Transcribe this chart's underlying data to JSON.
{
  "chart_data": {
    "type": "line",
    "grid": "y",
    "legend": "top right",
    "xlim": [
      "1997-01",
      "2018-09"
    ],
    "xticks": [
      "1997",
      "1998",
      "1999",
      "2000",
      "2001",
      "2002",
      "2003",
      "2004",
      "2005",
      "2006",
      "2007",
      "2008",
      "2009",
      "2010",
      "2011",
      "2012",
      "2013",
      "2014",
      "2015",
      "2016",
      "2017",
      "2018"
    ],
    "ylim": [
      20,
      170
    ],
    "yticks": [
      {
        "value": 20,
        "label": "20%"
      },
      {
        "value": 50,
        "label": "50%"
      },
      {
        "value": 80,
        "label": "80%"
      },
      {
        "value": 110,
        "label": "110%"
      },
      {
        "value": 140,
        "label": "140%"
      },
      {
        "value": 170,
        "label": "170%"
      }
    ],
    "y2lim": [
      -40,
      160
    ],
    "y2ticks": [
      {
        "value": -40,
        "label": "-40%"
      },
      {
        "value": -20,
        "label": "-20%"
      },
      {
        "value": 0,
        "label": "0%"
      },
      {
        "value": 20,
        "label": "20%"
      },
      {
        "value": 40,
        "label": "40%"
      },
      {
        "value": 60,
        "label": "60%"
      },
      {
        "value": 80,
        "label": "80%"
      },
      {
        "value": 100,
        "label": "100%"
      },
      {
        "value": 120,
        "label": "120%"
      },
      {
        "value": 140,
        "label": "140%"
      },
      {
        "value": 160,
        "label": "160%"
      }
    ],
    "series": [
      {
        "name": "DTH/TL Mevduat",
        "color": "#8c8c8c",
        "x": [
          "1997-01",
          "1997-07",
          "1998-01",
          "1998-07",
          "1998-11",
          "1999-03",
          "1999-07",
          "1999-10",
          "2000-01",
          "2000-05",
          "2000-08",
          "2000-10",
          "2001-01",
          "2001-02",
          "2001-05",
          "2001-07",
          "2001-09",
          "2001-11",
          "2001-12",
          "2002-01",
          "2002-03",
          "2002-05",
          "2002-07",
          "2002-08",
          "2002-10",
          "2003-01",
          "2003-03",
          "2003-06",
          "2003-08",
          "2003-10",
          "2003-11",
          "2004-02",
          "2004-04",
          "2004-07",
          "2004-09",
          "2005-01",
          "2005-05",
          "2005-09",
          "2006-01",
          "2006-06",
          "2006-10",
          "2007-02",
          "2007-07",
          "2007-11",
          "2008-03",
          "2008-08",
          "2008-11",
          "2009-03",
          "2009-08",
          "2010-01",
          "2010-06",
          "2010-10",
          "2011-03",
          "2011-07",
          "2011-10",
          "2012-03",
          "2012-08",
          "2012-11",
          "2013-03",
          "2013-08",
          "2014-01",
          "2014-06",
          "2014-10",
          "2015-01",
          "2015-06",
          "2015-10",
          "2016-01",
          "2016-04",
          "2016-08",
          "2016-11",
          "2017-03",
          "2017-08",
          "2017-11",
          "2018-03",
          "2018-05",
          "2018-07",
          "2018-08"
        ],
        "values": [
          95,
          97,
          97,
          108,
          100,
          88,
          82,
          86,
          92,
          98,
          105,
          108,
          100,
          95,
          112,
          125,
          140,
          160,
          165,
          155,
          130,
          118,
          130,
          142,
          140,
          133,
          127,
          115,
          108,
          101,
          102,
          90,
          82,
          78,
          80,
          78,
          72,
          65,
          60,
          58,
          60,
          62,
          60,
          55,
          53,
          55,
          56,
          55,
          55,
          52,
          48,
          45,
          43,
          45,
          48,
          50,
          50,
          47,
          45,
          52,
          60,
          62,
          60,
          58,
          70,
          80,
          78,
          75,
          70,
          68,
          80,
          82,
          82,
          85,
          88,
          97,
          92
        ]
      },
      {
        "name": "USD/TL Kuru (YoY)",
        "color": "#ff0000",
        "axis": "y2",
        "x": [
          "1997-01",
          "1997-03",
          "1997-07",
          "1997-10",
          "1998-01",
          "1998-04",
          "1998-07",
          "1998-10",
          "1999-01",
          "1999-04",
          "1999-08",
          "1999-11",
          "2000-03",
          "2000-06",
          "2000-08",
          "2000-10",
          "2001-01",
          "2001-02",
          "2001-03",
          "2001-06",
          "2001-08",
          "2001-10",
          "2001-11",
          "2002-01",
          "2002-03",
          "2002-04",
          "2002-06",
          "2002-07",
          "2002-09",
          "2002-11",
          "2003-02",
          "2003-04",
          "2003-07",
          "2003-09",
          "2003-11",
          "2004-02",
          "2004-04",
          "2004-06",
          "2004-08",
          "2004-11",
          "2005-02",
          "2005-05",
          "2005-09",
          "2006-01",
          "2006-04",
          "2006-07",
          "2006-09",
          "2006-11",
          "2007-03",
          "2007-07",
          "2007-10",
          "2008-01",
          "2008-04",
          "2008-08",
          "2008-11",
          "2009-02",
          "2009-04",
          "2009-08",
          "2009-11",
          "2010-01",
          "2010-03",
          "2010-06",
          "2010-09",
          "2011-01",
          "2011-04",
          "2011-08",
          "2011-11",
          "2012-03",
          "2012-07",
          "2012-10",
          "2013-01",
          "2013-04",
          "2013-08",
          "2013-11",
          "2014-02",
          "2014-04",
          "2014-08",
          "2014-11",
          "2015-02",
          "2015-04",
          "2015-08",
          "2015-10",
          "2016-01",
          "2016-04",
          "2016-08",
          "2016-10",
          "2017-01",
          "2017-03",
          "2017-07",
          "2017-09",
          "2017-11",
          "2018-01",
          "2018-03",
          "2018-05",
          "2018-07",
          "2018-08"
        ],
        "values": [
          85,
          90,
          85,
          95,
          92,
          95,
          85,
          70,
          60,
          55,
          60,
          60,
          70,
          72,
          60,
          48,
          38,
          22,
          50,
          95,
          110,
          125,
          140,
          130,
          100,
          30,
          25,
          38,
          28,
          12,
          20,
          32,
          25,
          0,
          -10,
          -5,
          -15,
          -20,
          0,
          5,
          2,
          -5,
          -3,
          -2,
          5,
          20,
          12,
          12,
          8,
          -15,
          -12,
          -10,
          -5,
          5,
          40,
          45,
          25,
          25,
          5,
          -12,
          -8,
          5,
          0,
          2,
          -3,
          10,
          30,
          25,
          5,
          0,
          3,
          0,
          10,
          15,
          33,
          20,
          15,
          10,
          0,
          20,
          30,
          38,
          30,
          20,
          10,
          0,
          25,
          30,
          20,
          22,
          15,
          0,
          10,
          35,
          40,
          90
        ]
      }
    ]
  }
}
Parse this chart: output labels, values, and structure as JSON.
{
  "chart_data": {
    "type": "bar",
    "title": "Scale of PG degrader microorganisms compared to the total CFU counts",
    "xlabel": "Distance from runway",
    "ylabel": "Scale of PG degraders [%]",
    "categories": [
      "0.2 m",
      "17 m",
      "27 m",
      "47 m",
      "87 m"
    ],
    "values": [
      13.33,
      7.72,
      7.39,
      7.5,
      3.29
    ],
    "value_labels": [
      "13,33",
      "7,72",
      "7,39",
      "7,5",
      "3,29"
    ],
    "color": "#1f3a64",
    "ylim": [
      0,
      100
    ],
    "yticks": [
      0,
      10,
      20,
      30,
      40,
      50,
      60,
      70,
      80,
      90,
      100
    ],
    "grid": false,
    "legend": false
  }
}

### Direction:
Extract every entry above as it appears.

### Task output:
Transcribe this chart's underlying data to JSON.
{
  "chart_data": {
    "type": "line",
    "grid": "y",
    "legend": "top right",
    "xlim": [
      "1997-01",
      "2018-09"
    ],
    "xticks": [
      "1997",
      "1998",
      "1999",
      "2000",
      "2001",
      "2002",
      "2003",
      "2004",
      "2005",
      "2006",
      "2007",
      "2008",
      "2009",
      "2010",
      "2011",
      "2012",
      "2013",
      "2014",
      "2015",
      "2016",
      "2017",
      "2018"
    ],
    "ylim": [
      20,
      170
    ],
    "yticks": [
      {
        "value": 20,
        "label": "20%"
      },
      {
        "value": 50,
        "label": "50%"
      },
      {
        "value": 80,
        "label": "80%"
      },
      {
        "value": 110,
        "label": "110%"
      },
      {
        "value": 140,
        "label": "140%"
      },
      {
        "value": 170,
        "label": "170%"
      }
    ],
    "y2lim": [
      -40,
      160
    ],
    "y2ticks": [
      {
        "value": -40,
        "label": "-40%"
      },
      {
        "value": -20,
        "label": "-20%"
      },
      {
        "value": 0,
        "label": "0%"
      },
      {
        "value": 20,
        "label": "20%"
      },
      {
        "value": 40,
        "label": "40%"
      },
      {
        "value": 60,
        "label": "60%"
      },
      {
        "value": 80,
        "label": "80%"
      },
      {
        "value": 100,
        "label": "100%"
      },
      {
        "value": 120,
        "label": "120%"
      },
      {
        "value": 140,
        "label": "140%"
      },
      {
        "value": 160,
        "label": "160%"
      }
    ],
    "series": [
      {
        "name": "DTH/TL Mevduat",
        "color": "#8c8c8c",
        "x": [
          "1997-01",
          "1997-07",
          "1998-01",
          "1998-07",
          "1998-11",
          "1999-03",
          "1999-07",
          "1999-10",
          "2000-01",
          "2000-05",
          "2000-08",
          "2000-10",
          "2001-01",
          "2001-02",
          "2001-05",
          "2001-07",
          "2001-09",
          "2001-11",
          "2001-12",
          "2002-01",
          "2002-03",
          "2002-05",
          "2002-07",
          "2002-08",
          "2002-10",
          "2003-01",
          "2003-03",
          "2003-06",
          "2003-08",
          "2003-10",
          "2003-11",
          "2004-02",
          "2004-04",
          "2004-07",
          "2004-09",
          "2005-01",
          "2005-05",
          "2005-09",
          "2006-01",
          "2006-06",
          "2006-10",
          "2007-02",
          "2007-07",
          "2007-11",
          "2008-03",
          "2008-08",
          "2008-11",
          "2009-03",
          "2009-08",
          "2010-01",
          "2010-06",
          "2010-10",
          "2011-03",
          "2011-07",
          "2011-10",
          "2012-03",
          "2012-08",
          "2012-11",
          "2013-03",
          "2013-08",
          "2014-01",
          "2014-06",
          "2014-10",
          "2015-01",
          "2015-06",
          "2015-10",
          "2016-01",
          "2016-04",
          "2016-08",
          "2016-11",
          "2017-03",
          "2017-08",
          "2017-11",
          "2018-03",
          "2018-05",
          "2018-07",
          "2018-08"
        ],
        "values": [
          95,
          97,
          97,
          108,
          100,
          88,
          82,
          86,
          92,
          98,
          105,
          108,
          100,
          95,
          112,
          125,
          140,
          160,
          165,
          155,
          130,
          118,
          130,
          142,
          140,
          133,
          127,
          115,
          108,
          101,
          102,
          90,
          82,
          78,
          80,
          78,
          72,
          65,
          60,
          58,
          60,
          62,
          60,
          55,
          53,
          55,
          56,
          55,
          55,
          52,
          48,
          45,
          43,
          45,
          48,
          50,
          50,
          47,
          45,
          52,
          60,
          62,
          60,
          58,
          70,
          80,
          78,
          75,
          70,
          68,
          80,
          82,
          82,
          85,
          88,
          97,
          92
        ]
      },
      {
        "name": "USD/TL Kuru (YoY)",
        "color": "#ff0000",
        "axis": "y2",
        "x": [
          "1997-01",
          "1997-03",
          "1997-07",
          "1997-10",
          "1998-01",
          "1998-04",
          "1998-07",
          "1998-10",
          "1999-01",
          "1999-04",
          "1999-08",
          "1999-11",
          "2000-03",
          "2000-06",
          "2000-08",
          "2000-10",
          "2001-01",
          "2001-02",
          "2001-03",
          "2001-06",
          "2001-08",
          "2001-10",
          "2001-11",
          "2002-01",
          "2002-03",
          "2002-04",
          "2002-06",
          "2002-07",
          "2002-09",
          "2002-11",
          "2003-02",
          "2003-04",
          "2003-07",
          "2003-09",
          "2003-11",
          "2004-02",
          "2004-04",
          "2004-06",
          "2004-08",
          "2004-11",
          "2005-02",
          "2005-05",
          "2005-09",
          "2006-01",
          "2006-04",
          "2006-07",
          "2006-09",
          "2006-11",
          "2007-03",
          "2007-07",
          "2007-10",
          "2008-01",
          "2008-04",
          "2008-08",
          "2008-11",
          "2009-02",
          "2009-04",
          "2009-08",
          "2009-11",
          "2010-01",
          "2010-03",
          "2010-06",
          "2010-09",
          "2011-01",
          "2011-04",
          "2011-08",
          "2011-11",
          "2012-03",
          "2012-07",
          "2012-10",
          "2013-01",
          "2013-04",
          "2013-08",
          "2013-11",
          "2014-02",
          "2014-04",
          "2014-08",
          "2014-11",
          "2015-02",
          "2015-04",
          "2015-08",
          "2015-10",
          "2016-01",
          "2016-04",
          "2016-08",
          "2016-10",
          "2017-01",
          "2017-03",
          "2017-07",
          "2017-09",
          "2017-11",
          "2018-01",
          "2018-03",
          "2018-05",
          "2018-07",
          "2018-08"
        ],
        "values": [
          85,
          90,
          85,
          95,
          92,
          95,
          85,
          70,
          60,
          55,
          60,
          60,
          70,
          72,
          60,
          48,
          38,
          22,
          50,
          95,
          110,
          125,
          140,
          130,
          100,
          30,
          25,
          38,
          28,
          12,
          20,
          32,
          25,
          0,
          -10,
          -5,
          -15,
          -20,
          0,
          5,
          2,
          -5,
          -3,
          -2,
          5,
          20,
          12,
          12,
          8,
          -15,
          -12,
          -10,
          -5,
          5,
          40,
          45,
          25,
          25,
          5,
          -12,
          -8,
          5,
          0,
          2,
          -3,
          10,
          30,
          25,
          5,
          0,
          3,
          0,
          10,
          15,
          33,
          20,
          15,
          10,
          0,
          20,
          30,
          38,
          30,
          20,
          10,
          0,
          25,
          30,
          20,
          22,
          15,
          0,
          10,
          35,
          40,
          90
        ]
      }
    ]
  }
}
Parse this chart: output labels, values, and structure as JSON.
{
  "chart_data": {
    "type": "bar",
    "title": "Scale of PG degrader microorganisms compared to the total CFU counts",
    "xlabel": "Distance from runway",
    "ylabel": "Scale of PG degraders [%]",
    "categories": [
      "0.2 m",
      "17 m",
      "27 m",
      "47 m",
      "87 m"
    ],
    "values": [
      13.33,
      7.72,
      7.39,
      7.5,
      3.29
    ],
    "value_labels": [
      "13,33",
      "7,72",
      "7,39",
      "7,5",
      "3,29"
    ],
    "color": "#1f3a64",
    "ylim": [
      0,
      100
    ],
    "yticks": [
      0,
      10,
      20,
      30,
      40,
      50,
      60,
      70,
      80,
      90,
      100
    ],
    "grid": false,
    "legend": false
  }
}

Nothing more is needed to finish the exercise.